___ Исходные данные ___

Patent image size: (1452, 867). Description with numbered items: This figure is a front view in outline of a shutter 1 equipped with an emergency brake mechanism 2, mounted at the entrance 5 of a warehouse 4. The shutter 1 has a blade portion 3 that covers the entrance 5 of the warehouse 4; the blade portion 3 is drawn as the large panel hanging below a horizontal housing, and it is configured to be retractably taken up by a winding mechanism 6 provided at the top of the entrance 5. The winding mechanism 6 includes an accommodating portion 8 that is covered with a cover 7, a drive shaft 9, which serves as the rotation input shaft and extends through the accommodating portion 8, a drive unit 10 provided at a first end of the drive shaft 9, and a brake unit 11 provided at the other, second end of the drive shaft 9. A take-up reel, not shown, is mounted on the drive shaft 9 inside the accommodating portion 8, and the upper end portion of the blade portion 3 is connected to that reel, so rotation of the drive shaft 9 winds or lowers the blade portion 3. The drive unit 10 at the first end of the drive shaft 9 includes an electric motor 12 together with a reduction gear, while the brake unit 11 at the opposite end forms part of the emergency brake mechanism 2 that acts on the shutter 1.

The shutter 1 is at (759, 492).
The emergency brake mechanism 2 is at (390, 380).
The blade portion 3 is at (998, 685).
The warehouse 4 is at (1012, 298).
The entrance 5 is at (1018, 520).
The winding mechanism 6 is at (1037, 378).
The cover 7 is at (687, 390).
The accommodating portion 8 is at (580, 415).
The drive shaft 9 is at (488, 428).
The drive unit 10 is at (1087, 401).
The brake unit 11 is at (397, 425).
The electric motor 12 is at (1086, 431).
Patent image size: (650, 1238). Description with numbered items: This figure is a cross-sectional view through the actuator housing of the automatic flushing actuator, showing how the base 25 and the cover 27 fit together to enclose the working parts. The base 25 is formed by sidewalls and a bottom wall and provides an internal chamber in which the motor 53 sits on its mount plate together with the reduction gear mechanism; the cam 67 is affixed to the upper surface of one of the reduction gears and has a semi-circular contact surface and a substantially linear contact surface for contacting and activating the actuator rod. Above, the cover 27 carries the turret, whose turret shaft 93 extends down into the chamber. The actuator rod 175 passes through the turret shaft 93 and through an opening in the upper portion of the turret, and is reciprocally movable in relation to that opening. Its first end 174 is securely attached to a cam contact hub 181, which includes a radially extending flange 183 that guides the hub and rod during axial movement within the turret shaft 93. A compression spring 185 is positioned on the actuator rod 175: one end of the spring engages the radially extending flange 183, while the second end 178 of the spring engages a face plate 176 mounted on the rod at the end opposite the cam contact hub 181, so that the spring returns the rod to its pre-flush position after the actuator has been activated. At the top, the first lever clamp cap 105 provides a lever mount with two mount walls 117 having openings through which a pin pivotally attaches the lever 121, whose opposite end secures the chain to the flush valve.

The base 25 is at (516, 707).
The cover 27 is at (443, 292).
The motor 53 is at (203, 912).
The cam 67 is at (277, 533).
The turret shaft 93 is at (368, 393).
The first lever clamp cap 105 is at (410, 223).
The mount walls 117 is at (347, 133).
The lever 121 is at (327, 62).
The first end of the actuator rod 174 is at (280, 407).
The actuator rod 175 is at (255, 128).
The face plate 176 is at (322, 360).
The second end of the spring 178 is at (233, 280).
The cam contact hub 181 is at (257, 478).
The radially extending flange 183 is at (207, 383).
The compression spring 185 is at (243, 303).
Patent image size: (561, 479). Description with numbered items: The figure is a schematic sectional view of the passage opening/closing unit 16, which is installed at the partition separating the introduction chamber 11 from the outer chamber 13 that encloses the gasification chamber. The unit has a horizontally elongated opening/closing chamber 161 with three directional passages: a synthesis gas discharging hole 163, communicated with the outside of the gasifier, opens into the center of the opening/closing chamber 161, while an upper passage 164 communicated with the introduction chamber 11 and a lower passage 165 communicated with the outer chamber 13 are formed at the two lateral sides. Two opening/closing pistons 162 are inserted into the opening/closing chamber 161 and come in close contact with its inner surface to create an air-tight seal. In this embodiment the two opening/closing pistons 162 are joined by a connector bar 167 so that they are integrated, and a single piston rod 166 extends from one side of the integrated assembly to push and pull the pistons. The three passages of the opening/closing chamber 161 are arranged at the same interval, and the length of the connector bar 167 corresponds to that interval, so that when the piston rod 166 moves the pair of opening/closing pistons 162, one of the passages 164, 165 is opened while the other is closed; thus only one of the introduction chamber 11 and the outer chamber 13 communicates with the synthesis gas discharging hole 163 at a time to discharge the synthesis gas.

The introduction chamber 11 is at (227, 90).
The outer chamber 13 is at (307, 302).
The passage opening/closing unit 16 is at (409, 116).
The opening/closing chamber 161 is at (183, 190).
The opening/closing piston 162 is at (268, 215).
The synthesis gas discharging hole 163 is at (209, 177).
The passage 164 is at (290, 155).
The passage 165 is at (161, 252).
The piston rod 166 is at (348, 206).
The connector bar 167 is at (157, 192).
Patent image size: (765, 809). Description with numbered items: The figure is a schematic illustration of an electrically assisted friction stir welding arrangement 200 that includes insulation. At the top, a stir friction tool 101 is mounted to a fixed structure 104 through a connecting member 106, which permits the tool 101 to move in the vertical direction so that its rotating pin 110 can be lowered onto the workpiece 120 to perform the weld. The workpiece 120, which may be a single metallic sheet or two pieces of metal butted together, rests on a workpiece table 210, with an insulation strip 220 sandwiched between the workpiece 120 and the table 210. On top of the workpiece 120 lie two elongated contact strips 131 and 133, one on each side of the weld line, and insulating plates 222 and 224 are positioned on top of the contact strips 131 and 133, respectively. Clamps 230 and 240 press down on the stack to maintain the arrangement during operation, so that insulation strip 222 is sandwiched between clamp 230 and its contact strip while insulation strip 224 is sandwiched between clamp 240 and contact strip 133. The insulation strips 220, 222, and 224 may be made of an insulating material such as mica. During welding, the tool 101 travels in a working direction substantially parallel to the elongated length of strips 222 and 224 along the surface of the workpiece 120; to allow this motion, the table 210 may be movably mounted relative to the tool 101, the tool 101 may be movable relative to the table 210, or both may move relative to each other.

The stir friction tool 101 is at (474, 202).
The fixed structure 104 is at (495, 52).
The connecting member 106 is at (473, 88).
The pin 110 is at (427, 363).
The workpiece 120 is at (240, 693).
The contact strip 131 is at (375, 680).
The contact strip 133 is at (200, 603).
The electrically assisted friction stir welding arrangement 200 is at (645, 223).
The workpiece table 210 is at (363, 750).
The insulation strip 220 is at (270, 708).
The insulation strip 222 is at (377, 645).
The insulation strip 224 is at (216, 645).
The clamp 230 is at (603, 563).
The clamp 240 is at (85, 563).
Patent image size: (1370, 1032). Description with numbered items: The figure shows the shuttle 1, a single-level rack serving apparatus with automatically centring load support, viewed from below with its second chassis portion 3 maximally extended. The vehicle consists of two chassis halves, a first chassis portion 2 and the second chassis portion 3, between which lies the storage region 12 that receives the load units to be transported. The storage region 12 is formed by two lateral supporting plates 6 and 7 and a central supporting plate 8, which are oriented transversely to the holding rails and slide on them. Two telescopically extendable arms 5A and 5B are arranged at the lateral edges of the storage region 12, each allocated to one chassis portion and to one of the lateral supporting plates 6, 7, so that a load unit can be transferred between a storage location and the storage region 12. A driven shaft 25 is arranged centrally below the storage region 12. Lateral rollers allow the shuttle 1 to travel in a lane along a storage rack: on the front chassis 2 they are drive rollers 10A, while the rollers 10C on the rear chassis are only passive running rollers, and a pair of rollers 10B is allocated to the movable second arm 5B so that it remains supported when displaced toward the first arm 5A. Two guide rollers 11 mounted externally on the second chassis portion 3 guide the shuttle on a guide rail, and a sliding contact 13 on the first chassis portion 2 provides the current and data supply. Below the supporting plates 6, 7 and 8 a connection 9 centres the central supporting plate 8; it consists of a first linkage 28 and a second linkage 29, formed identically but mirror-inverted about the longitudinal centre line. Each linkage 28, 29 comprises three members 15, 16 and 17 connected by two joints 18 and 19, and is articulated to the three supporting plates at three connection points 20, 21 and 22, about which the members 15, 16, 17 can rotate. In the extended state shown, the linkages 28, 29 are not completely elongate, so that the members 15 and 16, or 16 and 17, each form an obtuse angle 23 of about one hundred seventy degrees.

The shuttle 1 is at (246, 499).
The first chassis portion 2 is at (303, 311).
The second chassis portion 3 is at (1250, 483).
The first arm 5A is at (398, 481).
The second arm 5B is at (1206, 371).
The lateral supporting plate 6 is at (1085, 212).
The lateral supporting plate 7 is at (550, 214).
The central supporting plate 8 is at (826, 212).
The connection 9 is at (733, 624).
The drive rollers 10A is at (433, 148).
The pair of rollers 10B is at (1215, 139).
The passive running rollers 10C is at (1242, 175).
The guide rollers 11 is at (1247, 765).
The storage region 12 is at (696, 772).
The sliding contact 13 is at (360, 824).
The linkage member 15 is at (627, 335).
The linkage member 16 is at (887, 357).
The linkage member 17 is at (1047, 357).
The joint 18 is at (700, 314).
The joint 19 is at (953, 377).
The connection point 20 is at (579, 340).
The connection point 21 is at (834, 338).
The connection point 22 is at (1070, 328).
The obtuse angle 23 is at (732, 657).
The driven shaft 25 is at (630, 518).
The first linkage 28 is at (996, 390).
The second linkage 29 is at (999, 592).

___

:: Задание ::
Повторите дословно строки от самого начала пунктов до строки, содержащей «The electric motor 12 is at (1086, 431).», включительно.

:: Выполненное задание ::
Patent image size: (1452, 867). Description with numbered items: This figure is a front view in outline of a shutter 1 equipped with an emergency brake mechanism 2, mounted at the entrance 5 of a warehouse 4. The shutter 1 has a blade portion 3 that covers the entrance 5 of the warehouse 4; the blade portion 3 is drawn as the large panel hanging below a horizontal housing, and it is configured to be retractably taken up by a winding mechanism 6 provided at the top of the entrance 5. The winding mechanism 6 includes an accommodating portion 8 that is covered with a cover 7, a drive shaft 9, which serves as the rotation input shaft and extends through the accommodating portion 8, a drive unit 10 provided at a first end of the drive shaft 9, and a brake unit 11 provided at the other, second end of the drive shaft 9. A take-up reel, not shown, is mounted on the drive shaft 9 inside the accommodating portion 8, and the upper end portion of the blade portion 3 is connected to that reel, so rotation of the drive shaft 9 winds or lowers the blade portion 3. The drive unit 10 at the first end of the drive shaft 9 includes an electric motor 12 together with a reduction gear, while the brake unit 11 at the opposite end forms part of the emergency brake mechanism 2 that acts on the shutter 1.

The shutter 1 is at (759, 492).
The emergency brake mechanism 2 is at (390, 380).
The blade portion 3 is at (998, 685).
The warehouse 4 is at (1012, 298).
The entrance 5 is at (1018, 520).
The winding mechanism 6 is at (1037, 378).
The cover 7 is at (687, 390).
The accommodating portion 8 is at (580, 415).
The drive shaft 9 is at (488, 428).
The drive unit 10 is at (1087, 401).
The brake unit 11 is at (397, 425).
The electric motor 12 is at (1086, 431).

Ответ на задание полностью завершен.